(Data extracted from a collection)

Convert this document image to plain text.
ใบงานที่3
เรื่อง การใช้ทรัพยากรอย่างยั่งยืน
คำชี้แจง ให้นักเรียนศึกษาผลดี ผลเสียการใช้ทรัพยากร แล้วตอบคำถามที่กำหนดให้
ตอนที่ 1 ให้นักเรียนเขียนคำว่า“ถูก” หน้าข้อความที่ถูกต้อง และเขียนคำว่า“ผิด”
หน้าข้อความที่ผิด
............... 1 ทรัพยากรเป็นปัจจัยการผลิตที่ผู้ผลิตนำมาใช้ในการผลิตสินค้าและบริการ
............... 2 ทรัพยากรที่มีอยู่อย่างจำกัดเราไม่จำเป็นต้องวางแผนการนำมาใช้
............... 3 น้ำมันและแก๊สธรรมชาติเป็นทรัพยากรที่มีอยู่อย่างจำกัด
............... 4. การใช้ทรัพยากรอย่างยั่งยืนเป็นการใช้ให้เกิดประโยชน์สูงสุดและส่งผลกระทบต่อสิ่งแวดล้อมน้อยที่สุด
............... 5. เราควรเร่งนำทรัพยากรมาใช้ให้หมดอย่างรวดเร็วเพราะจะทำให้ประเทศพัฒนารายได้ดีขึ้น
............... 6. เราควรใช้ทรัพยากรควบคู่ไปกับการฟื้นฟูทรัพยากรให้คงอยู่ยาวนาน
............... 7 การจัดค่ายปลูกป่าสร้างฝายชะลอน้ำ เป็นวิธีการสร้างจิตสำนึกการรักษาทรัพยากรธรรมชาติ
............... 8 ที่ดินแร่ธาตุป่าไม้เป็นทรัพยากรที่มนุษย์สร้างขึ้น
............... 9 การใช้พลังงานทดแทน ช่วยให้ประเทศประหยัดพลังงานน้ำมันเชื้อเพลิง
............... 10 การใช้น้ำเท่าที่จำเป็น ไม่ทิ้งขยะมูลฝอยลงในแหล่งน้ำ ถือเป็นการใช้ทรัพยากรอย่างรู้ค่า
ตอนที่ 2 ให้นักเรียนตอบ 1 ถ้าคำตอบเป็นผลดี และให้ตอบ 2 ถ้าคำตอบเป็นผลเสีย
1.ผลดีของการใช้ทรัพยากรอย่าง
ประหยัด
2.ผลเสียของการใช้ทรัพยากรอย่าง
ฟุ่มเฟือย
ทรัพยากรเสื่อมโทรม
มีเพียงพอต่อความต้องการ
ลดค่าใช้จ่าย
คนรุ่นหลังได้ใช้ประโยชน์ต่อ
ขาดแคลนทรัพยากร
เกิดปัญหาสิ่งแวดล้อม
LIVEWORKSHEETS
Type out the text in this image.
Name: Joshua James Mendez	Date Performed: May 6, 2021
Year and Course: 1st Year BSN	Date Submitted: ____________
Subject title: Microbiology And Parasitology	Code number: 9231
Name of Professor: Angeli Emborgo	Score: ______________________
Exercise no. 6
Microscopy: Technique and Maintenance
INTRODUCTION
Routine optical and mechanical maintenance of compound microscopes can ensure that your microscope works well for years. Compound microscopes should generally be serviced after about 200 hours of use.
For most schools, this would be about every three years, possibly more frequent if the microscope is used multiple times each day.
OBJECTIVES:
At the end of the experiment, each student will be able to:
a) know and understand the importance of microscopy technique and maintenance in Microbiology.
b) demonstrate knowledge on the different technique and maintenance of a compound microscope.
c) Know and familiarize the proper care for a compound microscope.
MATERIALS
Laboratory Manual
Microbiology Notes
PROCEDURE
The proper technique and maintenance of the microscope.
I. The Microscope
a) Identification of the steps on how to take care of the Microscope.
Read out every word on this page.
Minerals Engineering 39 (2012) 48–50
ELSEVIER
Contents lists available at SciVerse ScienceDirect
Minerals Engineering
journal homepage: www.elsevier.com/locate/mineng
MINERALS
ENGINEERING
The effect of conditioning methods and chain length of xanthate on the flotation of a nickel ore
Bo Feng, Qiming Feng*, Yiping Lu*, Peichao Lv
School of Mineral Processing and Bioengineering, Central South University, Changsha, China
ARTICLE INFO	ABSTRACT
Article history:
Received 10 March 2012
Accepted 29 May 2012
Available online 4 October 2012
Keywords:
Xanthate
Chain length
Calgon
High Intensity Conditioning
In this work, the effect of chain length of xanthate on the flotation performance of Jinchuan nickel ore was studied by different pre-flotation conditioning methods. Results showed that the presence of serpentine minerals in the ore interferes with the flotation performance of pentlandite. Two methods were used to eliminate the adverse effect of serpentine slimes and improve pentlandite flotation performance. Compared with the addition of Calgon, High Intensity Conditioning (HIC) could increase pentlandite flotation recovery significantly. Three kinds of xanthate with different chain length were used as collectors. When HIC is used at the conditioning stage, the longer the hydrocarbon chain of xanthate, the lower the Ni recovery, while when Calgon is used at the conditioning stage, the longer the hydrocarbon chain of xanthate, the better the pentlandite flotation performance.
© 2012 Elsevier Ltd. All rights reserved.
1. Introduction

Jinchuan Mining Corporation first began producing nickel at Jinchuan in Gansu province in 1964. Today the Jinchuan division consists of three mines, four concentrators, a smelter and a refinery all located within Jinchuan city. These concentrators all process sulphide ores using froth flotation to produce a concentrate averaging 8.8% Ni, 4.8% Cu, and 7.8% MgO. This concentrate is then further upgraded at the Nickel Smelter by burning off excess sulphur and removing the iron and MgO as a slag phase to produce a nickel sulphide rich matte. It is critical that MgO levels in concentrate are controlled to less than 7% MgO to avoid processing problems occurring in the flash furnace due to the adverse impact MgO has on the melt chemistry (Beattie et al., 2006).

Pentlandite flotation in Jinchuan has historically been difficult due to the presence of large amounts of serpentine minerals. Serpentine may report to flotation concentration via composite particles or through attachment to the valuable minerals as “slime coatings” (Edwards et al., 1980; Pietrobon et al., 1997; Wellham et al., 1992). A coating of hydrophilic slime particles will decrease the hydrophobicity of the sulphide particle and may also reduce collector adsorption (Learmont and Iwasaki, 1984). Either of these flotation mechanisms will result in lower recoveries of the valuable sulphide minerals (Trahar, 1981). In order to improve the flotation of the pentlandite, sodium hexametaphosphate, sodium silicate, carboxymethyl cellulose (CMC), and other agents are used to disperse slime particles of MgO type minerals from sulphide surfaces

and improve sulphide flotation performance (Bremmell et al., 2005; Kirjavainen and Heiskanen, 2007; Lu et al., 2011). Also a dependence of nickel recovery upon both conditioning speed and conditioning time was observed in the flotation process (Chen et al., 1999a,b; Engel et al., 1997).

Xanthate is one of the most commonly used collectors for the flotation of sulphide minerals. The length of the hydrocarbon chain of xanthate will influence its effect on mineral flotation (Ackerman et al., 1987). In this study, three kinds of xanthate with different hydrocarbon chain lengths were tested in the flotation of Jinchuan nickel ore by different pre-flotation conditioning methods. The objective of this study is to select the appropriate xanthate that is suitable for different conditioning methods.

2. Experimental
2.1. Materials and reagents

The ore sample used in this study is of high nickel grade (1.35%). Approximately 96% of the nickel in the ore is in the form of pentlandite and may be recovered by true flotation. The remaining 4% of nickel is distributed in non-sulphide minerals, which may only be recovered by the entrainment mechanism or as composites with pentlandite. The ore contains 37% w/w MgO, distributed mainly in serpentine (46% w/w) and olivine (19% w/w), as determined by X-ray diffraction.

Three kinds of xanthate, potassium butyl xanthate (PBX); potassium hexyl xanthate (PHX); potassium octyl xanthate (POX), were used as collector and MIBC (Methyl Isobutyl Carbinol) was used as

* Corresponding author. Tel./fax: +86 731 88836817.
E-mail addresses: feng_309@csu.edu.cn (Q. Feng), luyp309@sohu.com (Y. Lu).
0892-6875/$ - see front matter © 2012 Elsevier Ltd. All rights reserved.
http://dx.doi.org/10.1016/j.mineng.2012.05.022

▶ DESCRIPTION OF THE TASK: Return the entries above exactly, each one complete.

▶ REPLY:
Convert this document image to plain text.
ใบงานที่3
เรื่อง การใช้ทรัพยากรอย่างยั่งยืน
คำชี้แจง ให้นักเรียนศึกษาผลดี ผลเสียการใช้ทรัพยากร แล้วตอบคำถามที่กำหนดให้
ตอนที่ 1 ให้นักเรียนเขียนคำว่า“ถูก” หน้าข้อความที่ถูกต้อง และเขียนคำว่า“ผิด”
หน้าข้อความที่ผิด
............... 1 ทรัพยากรเป็นปัจจัยการผลิตที่ผู้ผลิตนำมาใช้ในการผลิตสินค้าและบริการ
............... 2 ทรัพยากรที่มีอยู่อย่างจำกัดเราไม่จำเป็นต้องวางแผนการนำมาใช้
............... 3 น้ำมันและแก๊สธรรมชาติเป็นทรัพยากรที่มีอยู่อย่างจำกัด
............... 4. การใช้ทรัพยากรอย่างยั่งยืนเป็นการใช้ให้เกิดประโยชน์สูงสุดและส่งผลกระทบต่อสิ่งแวดล้อมน้อยที่สุด
............... 5. เราควรเร่งนำทรัพยากรมาใช้ให้หมดอย่างรวดเร็วเพราะจะทำให้ประเทศพัฒนารายได้ดีขึ้น
............... 6. เราควรใช้ทรัพยากรควบคู่ไปกับการฟื้นฟูทรัพยากรให้คงอยู่ยาวนาน
............... 7 การจัดค่ายปลูกป่าสร้างฝายชะลอน้ำ เป็นวิธีการสร้างจิตสำนึกการรักษาทรัพยากรธรรมชาติ
............... 8 ที่ดินแร่ธาตุป่าไม้เป็นทรัพยากรที่มนุษย์สร้างขึ้น
............... 9 การใช้พลังงานทดแทน ช่วยให้ประเทศประหยัดพลังงานน้ำมันเชื้อเพลิง
............... 10 การใช้น้ำเท่าที่จำเป็น ไม่ทิ้งขยะมูลฝอยลงในแหล่งน้ำ ถือเป็นการใช้ทรัพยากรอย่างรู้ค่า
ตอนที่ 2 ให้นักเรียนตอบ 1 ถ้าคำตอบเป็นผลดี และให้ตอบ 2 ถ้าคำตอบเป็นผลเสีย
1.ผลดีของการใช้ทรัพยากรอย่าง
ประหยัด
2.ผลเสียของการใช้ทรัพยากรอย่าง
ฟุ่มเฟือย
ทรัพยากรเสื่อมโทรม
มีเพียงพอต่อความต้องการ
ลดค่าใช้จ่าย
คนรุ่นหลังได้ใช้ประโยชน์ต่อ
ขาดแคลนทรัพยากร
เกิดปัญหาสิ่งแวดล้อม
LIVEWORKSHEETS
Type out the text in this image.
Name: Joshua James Mendez	Date Performed: May 6, 2021
Year and Course: 1st Year BSN	Date Submitted: ____________
Subject title: Microbiology And Parasitology	Code number: 9231
Name of Professor: Angeli Emborgo	Score: ______________________
Exercise no. 6
Microscopy: Technique and Maintenance
INTRODUCTION
Routine optical and mechanical maintenance of compound microscopes can ensure that your microscope works well for years. Compound microscopes should generally be serviced after about 200 hours of use.
For most schools, this would be about every three years, possibly more frequent if the microscope is used multiple times each day.
OBJECTIVES:
At the end of the experiment, each student will be able to:
a) know and understand the importance of microscopy technique and maintenance in Microbiology.
b) demonstrate knowledge on the different technique and maintenance of a compound microscope.
c) Know and familiarize the proper care for a compound microscope.
MATERIALS
Laboratory Manual
Microbiology Notes
PROCEDURE
The proper technique and maintenance of the microscope.
I. The Microscope
a) Identification of the steps on how to take care of the Microscope.
Read out every word on this page.
Minerals Engineering 39 (2012) 48–50
ELSEVIER
Contents lists available at SciVerse ScienceDirect
Minerals Engineering
journal homepage: www.elsevier.com/locate/mineng
MINERALS
ENGINEERING
The effect of conditioning methods and chain length of xanthate on the flotation of a nickel ore
Bo Feng, Qiming Feng*, Yiping Lu*, Peichao Lv
School of Mineral Processing and Bioengineering, Central South University, Changsha, China
ARTICLE INFO	ABSTRACT
Article history:
Received 10 March 2012
Accepted 29 May 2012
Available online 4 October 2012
Keywords:
Xanthate
Chain length
Calgon
High Intensity Conditioning
In this work, the effect of chain length of xanthate on the flotation performance of Jinchuan nickel ore was studied by different pre-flotation conditioning methods. Results showed that the presence of serpentine minerals in the ore interferes with the flotation performance of pentlandite. Two methods were used to eliminate the adverse effect of serpentine slimes and improve pentlandite flotation performance. Compared with the addition of Calgon, High Intensity Conditioning (HIC) could increase pentlandite flotation recovery significantly. Three kinds of xanthate with different chain length were used as collectors. When HIC is used at the conditioning stage, the longer the hydrocarbon chain of xanthate, the lower the Ni recovery, while when Calgon is used at the conditioning stage, the longer the hydrocarbon chain of xanthate, the better the pentlandite flotation performance.
© 2012 Elsevier Ltd. All rights reserved.
1. Introduction

Jinchuan Mining Corporation first began producing nickel at Jinchuan in Gansu province in 1964. Today the Jinchuan division consists of three mines, four concentrators, a smelter and a refinery all located within Jinchuan city. These concentrators all process sulphide ores using froth flotation to produce a concentrate averaging 8.8% Ni, 4.8% Cu, and 7.8% MgO. This concentrate is then further upgraded at the Nickel Smelter by burning off excess sulphur and removing the iron and MgO as a slag phase to produce a nickel sulphide rich matte. It is critical that MgO levels in concentrate are controlled to less than 7% MgO to avoid processing problems occurring in the flash furnace due to the adverse impact MgO has on the melt chemistry (Beattie et al., 2006).

Pentlandite flotation in Jinchuan has historically been difficult due to the presence of large amounts of serpentine minerals. Serpentine may report to flotation concentration via composite particles or through attachment to the valuable minerals as “slime coatings” (Edwards et al., 1980; Pietrobon et al., 1997; Wellham et al., 1992). A coating of hydrophilic slime particles will decrease the hydrophobicity of the sulphide particle and may also reduce collector adsorption (Learmont and Iwasaki, 1984). Either of these flotation mechanisms will result in lower recoveries of the valuable sulphide minerals (Trahar, 1981). In order to improve the flotation of the pentlandite, sodium hexametaphosphate, sodium silicate, carboxymethyl cellulose (CMC), and other agents are used to disperse slime particles of MgO type minerals from sulphide surfaces

and improve sulphide flotation performance (Bremmell et al., 2005; Kirjavainen and Heiskanen, 2007; Lu et al., 2011). Also a dependence of nickel recovery upon both conditioning speed and conditioning time was observed in the flotation process (Chen et al., 1999a,b; Engel et al., 1997).

Xanthate is one of the most commonly used collectors for the flotation of sulphide minerals. The length of the hydrocarbon chain of xanthate will influence its effect on mineral flotation (Ackerman et al., 1987). In this study, three kinds of xanthate with different hydrocarbon chain lengths were tested in the flotation of Jinchuan nickel ore by different pre-flotation conditioning methods. The objective of this study is to select the appropriate xanthate that is suitable for different conditioning methods.

2. Experimental
2.1. Materials and reagents

The ore sample used in this study is of high nickel grade (1.35%). Approximately 96% of the nickel in the ore is in the form of pentlandite and may be recovered by true flotation. The remaining 4% of nickel is distributed in non-sulphide minerals, which may only be recovered by the entrainment mechanism or as composites with pentlandite. The ore contains 37% w/w MgO, distributed mainly in serpentine (46% w/w) and olivine (19% w/w), as determined by X-ray diffraction.

Three kinds of xanthate, potassium butyl xanthate (PBX); potassium hexyl xanthate (PHX); potassium octyl xanthate (POX), were used as collector and MIBC (Methyl Isobutyl Carbinol) was used as

* Corresponding author. Tel./fax: +86 731 88836817.
E-mail addresses: feng_309@csu.edu.cn (Q. Feng), luyp309@sohu.com (Y. Lu).
0892-6875/$ - see front matter © 2012 Elsevier Ltd. All rights reserved.
http://dx.doi.org/10.1016/j.mineng.2012.05.022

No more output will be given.